Directions for this task: Print the listing in its entirety and exactly, leaving out images.

(Dataset excerpt)
#####

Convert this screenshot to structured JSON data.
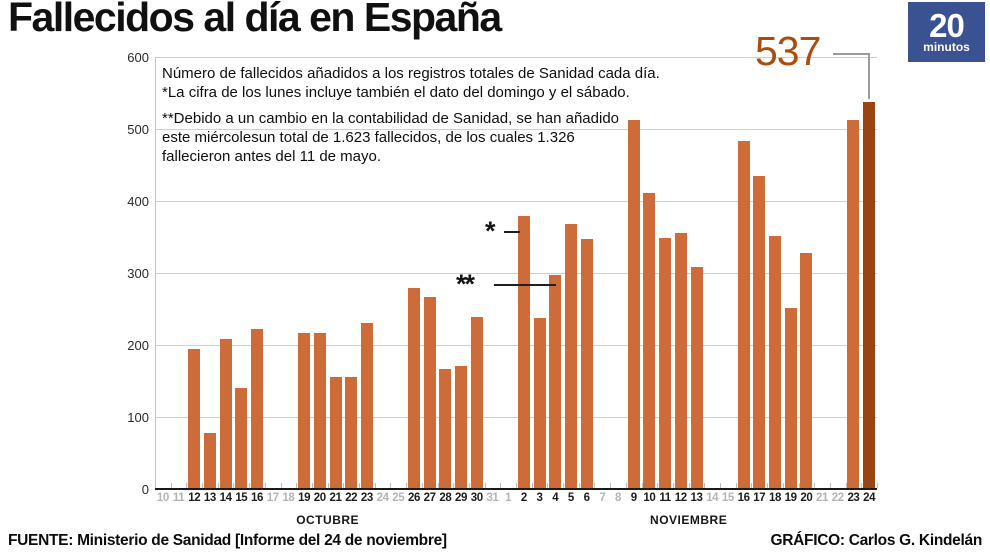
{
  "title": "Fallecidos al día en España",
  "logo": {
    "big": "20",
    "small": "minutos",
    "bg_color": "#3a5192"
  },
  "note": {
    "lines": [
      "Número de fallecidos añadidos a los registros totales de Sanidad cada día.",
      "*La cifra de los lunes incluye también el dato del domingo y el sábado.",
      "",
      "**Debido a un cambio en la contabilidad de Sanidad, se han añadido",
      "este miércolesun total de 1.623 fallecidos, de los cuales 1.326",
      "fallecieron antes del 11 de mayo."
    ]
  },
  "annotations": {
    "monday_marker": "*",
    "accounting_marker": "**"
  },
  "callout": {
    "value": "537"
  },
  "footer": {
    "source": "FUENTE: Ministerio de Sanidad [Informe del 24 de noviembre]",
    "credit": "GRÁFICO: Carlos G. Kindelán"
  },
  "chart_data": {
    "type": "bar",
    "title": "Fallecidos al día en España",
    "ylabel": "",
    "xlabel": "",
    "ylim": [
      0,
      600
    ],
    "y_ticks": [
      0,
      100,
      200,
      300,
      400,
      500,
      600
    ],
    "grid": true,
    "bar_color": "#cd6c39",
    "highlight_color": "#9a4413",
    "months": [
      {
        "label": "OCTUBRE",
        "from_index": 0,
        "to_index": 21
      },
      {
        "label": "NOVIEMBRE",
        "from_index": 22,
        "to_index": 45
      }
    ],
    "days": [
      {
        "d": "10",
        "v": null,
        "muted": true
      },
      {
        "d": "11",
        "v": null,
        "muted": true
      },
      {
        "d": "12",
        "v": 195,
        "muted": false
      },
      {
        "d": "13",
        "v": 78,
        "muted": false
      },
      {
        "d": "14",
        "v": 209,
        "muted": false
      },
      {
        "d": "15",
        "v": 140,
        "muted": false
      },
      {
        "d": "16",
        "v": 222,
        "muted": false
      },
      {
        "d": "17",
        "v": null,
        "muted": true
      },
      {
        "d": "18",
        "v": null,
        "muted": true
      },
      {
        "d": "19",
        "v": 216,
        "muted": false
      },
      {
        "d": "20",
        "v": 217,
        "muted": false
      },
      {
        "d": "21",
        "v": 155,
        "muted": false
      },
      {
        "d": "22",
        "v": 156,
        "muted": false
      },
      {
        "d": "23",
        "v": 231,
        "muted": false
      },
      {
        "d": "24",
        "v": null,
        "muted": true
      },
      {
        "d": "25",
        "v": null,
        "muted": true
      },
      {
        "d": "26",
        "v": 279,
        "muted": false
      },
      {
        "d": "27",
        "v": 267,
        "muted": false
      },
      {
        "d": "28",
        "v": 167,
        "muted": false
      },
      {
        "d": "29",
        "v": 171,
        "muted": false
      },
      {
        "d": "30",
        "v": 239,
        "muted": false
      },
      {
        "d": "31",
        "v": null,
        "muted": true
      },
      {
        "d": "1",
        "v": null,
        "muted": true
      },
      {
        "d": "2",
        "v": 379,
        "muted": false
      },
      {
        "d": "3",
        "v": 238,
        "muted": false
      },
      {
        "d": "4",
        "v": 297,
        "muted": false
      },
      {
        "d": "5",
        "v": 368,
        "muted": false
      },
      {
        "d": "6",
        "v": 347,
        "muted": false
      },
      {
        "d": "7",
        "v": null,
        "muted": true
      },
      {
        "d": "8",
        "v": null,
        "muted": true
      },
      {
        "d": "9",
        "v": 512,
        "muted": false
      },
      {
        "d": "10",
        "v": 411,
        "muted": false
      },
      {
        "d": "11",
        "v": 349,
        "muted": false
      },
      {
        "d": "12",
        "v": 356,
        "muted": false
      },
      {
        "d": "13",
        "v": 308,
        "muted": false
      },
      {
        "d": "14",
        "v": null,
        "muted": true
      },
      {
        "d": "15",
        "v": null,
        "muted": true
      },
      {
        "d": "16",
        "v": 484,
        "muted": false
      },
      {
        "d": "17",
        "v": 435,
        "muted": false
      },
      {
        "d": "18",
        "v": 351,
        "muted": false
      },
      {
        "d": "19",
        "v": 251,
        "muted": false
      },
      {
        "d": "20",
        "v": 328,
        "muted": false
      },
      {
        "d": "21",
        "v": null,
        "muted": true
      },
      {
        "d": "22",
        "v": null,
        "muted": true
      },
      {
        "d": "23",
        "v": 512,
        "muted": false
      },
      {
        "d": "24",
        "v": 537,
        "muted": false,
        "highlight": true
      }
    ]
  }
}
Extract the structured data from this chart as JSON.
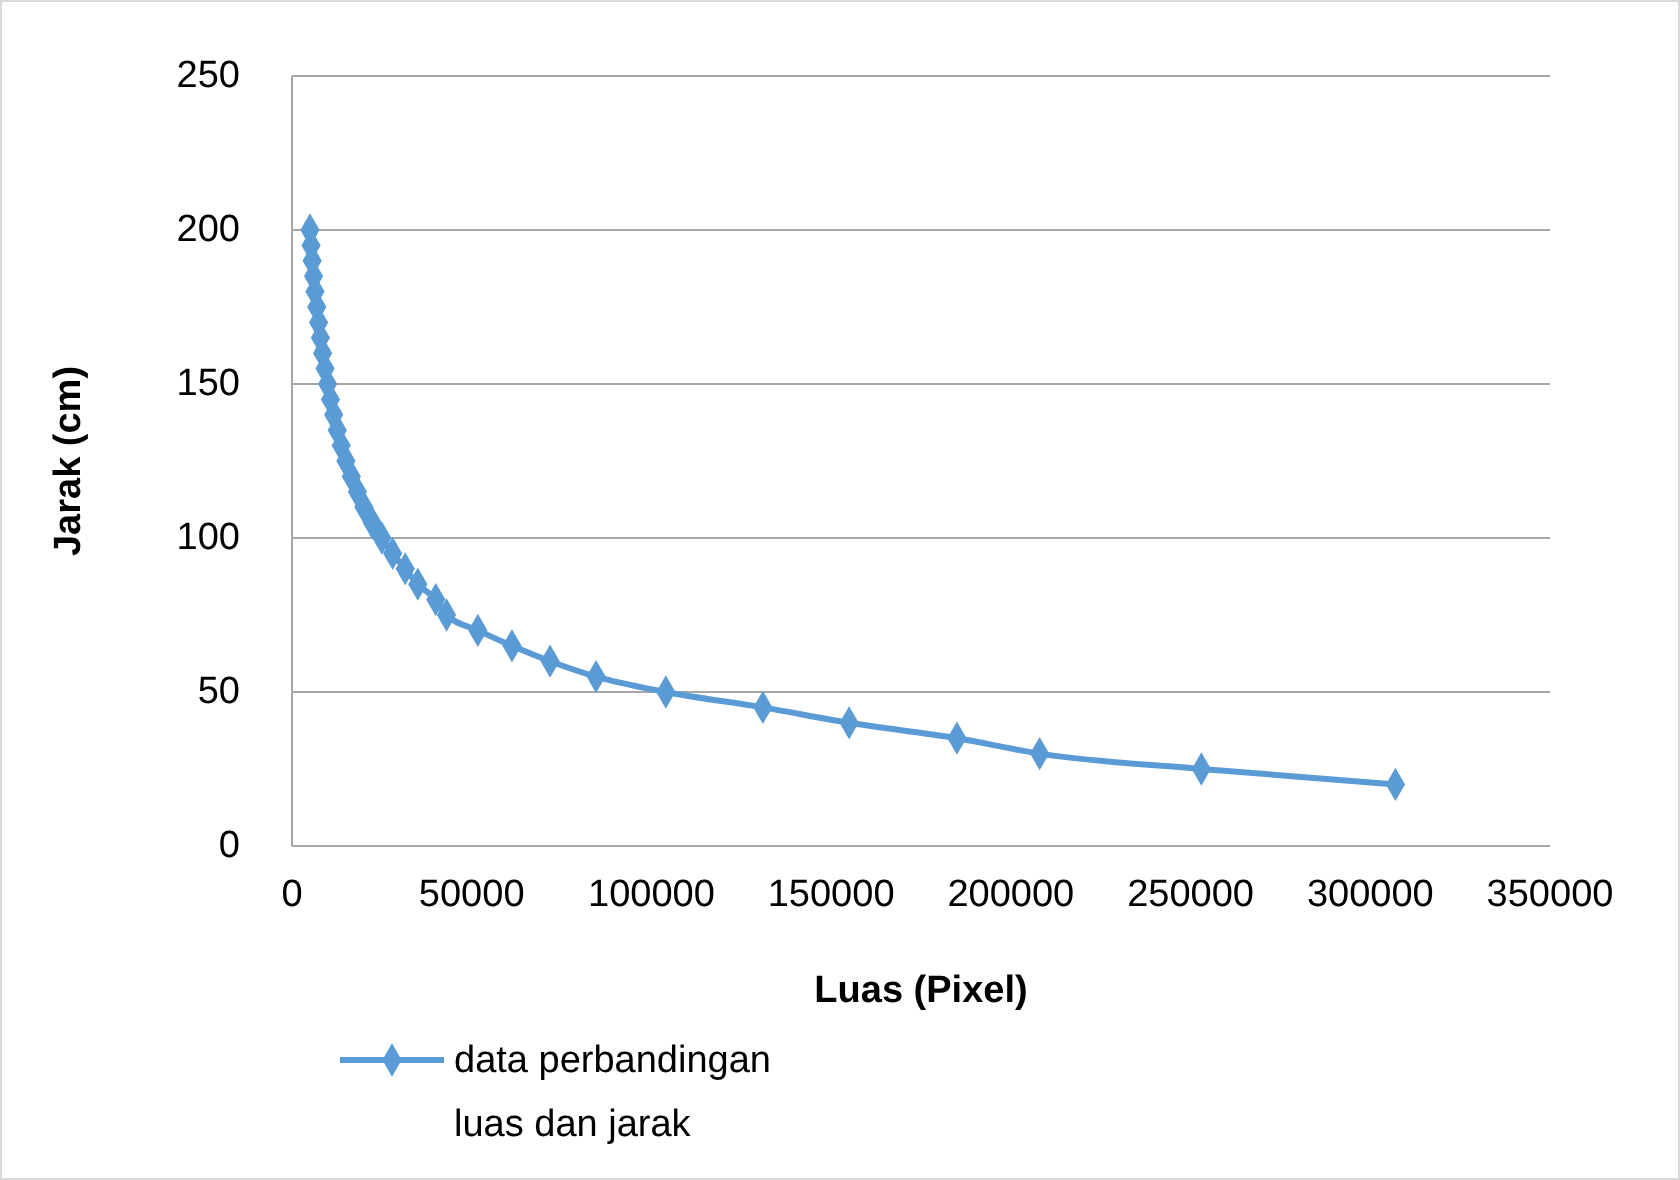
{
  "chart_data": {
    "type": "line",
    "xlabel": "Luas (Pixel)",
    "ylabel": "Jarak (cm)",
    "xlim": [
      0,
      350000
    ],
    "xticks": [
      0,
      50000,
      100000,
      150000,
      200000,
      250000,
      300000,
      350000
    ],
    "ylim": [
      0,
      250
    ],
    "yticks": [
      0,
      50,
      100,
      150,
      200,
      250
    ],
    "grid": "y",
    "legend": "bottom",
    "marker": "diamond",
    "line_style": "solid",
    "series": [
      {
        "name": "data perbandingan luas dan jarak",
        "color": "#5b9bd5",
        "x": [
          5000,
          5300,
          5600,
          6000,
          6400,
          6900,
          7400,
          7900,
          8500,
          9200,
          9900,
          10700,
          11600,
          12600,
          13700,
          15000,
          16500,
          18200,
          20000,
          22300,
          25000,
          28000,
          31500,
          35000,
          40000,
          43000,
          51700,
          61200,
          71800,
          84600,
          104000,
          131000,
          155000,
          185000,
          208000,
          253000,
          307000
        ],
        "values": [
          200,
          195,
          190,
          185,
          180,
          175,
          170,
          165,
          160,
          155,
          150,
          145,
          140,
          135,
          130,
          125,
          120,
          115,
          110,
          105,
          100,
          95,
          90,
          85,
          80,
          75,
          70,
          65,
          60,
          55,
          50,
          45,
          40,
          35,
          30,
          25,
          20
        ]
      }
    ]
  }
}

#####

Written response:
Convert this screenshot to structured JSON data.
{
  "title": "Fallecidos al día en España",
  "logo": {
    "big": "20",
    "small": "minutos",
    "bg_color": "#3a5192"
  },
  "note": {
    "lines": [
      "Número de fallecidos añadidos a los registros totales de Sanidad cada día.",
      "*La cifra de los lunes incluye también el dato del domingo y el sábado.",
      "",
      "**Debido a un cambio en la contabilidad de Sanidad, se han añadido",
      "este miércolesun total de 1.623 fallecidos, de los cuales 1.326",
      "fallecieron antes del 11 de mayo."
    ]
  },
  "annotations": {
    "monday_marker": "*",
    "accounting_marker": "**"
  },
  "callout": {
    "value": "537"
  },
  "footer": {
    "source": "FUENTE: Ministerio de Sanidad [Informe del 24 de noviembre]",
    "credit": "GRÁFICO: Carlos G. Kindelán"
  },
  "chart_data": {
    "type": "bar",
    "title": "Fallecidos al día en España",
    "ylabel": "",
    "xlabel": "",
    "ylim": [
      0,
      600
    ],
    "y_ticks": [
      0,
      100,
      200,
      300,
      400,
      500,
      600
    ],
    "grid": true,
    "bar_color": "#cd6c39",
    "highlight_color": "#9a4413",
    "months": [
      {
        "label": "OCTUBRE",
        "from_index": 0,
        "to_index": 21
      },
      {
        "label": "NOVIEMBRE",
        "from_index": 22,
        "to_index": 45
      }
    ],
    "days": [
      {
        "d": "10",
        "v": null,
        "muted": true
      },
      {
        "d": "11",
        "v": null,
        "muted": true
      },
      {
        "d": "12",
        "v": 195,
        "muted": false
      },
      {
        "d": "13",
        "v": 78,
        "muted": false
      },
      {
        "d": "14",
        "v": 209,
        "muted": false
      },
      {
        "d": "15",
        "v": 140,
        "muted": false
      },
      {
        "d": "16",
        "v": 222,
        "muted": false
      },
      {
        "d": "17",
        "v": null,
        "muted": true
      },
      {
        "d": "18",
        "v": null,
        "muted": true
      },
      {
        "d": "19",
        "v": 216,
        "muted": false
      },
      {
        "d": "20",
        "v": 217,
        "muted": false
      },
      {
        "d": "21",
        "v": 155,
        "muted": false
      },
      {
        "d": "22",
        "v": 156,
        "muted": false
      },
      {
        "d": "23",
        "v": 231,
        "muted": false
      },
      {
        "d": "24",
        "v": null,
        "muted": true
      },
      {
        "d": "25",
        "v": null,
        "muted": true
      },
      {
        "d": "26",
        "v": 279,
        "muted": false
      },
      {
        "d": "27",
        "v": 267,
        "muted": false
      },
      {
        "d": "28",
        "v": 167,
        "muted": false
      },
      {
        "d": "29",
        "v": 171,
        "muted": false
      },
      {
        "d": "30",
        "v": 239,
        "muted": false
      },
      {
        "d": "31",
        "v": null,
        "muted": true
      },
      {
        "d": "1",
        "v": null,
        "muted": true
      },
      {
        "d": "2",
        "v": 379,
        "muted": false
      },
      {
        "d": "3",
        "v": 238,
        "muted": false
      },
      {
        "d": "4",
        "v": 297,
        "muted": false
      },
      {
        "d": "5",
        "v": 368,
        "muted": false
      },
      {
        "d": "6",
        "v": 347,
        "muted": false
      },
      {
        "d": "7",
        "v": null,
        "muted": true
      },
      {
        "d": "8",
        "v": null,
        "muted": true
      },
      {
        "d": "9",
        "v": 512,
        "muted": false
      },
      {
        "d": "10",
        "v": 411,
        "muted": false
      },
      {
        "d": "11",
        "v": 349,
        "muted": false
      },
      {
        "d": "12",
        "v": 356,
        "muted": false
      },
      {
        "d": "13",
        "v": 308,
        "muted": false
      },
      {
        "d": "14",
        "v": null,
        "muted": true
      },
      {
        "d": "15",
        "v": null,
        "muted": true
      },
      {
        "d": "16",
        "v": 484,
        "muted": false
      },
      {
        "d": "17",
        "v": 435,
        "muted": false
      },
      {
        "d": "18",
        "v": 351,
        "muted": false
      },
      {
        "d": "19",
        "v": 251,
        "muted": false
      },
      {
        "d": "20",
        "v": 328,
        "muted": false
      },
      {
        "d": "21",
        "v": null,
        "muted": true
      },
      {
        "d": "22",
        "v": null,
        "muted": true
      },
      {
        "d": "23",
        "v": 512,
        "muted": false
      },
      {
        "d": "24",
        "v": 537,
        "muted": false,
        "highlight": true
      }
    ]
  }
}
Extract the structured data from this chart as JSON.
{
  "chart_data": {
    "type": "line",
    "xlabel": "Luas (Pixel)",
    "ylabel": "Jarak (cm)",
    "xlim": [
      0,
      350000
    ],
    "xticks": [
      0,
      50000,
      100000,
      150000,
      200000,
      250000,
      300000,
      350000
    ],
    "ylim": [
      0,
      250
    ],
    "yticks": [
      0,
      50,
      100,
      150,
      200,
      250
    ],
    "grid": "y",
    "legend": "bottom",
    "marker": "diamond",
    "line_style": "solid",
    "series": [
      {
        "name": "data perbandingan luas dan jarak",
        "color": "#5b9bd5",
        "x": [
          5000,
          5300,
          5600,
          6000,
          6400,
          6900,
          7400,
          7900,
          8500,
          9200,
          9900,
          10700,
          11600,
          12600,
          13700,
          15000,
          16500,
          18200,
          20000,
          22300,
          25000,
          28000,
          31500,
          35000,
          40000,
          43000,
          51700,
          61200,
          71800,
          84600,
          104000,
          131000,
          155000,
          185000,
          208000,
          253000,
          307000
        ],
        "values": [
          200,
          195,
          190,
          185,
          180,
          175,
          170,
          165,
          160,
          155,
          150,
          145,
          140,
          135,
          130,
          125,
          120,
          115,
          110,
          105,
          100,
          95,
          90,
          85,
          80,
          75,
          70,
          65,
          60,
          55,
          50,
          45,
          40,
          35,
          30,
          25,
          20
        ]
      }
    ]
  }
}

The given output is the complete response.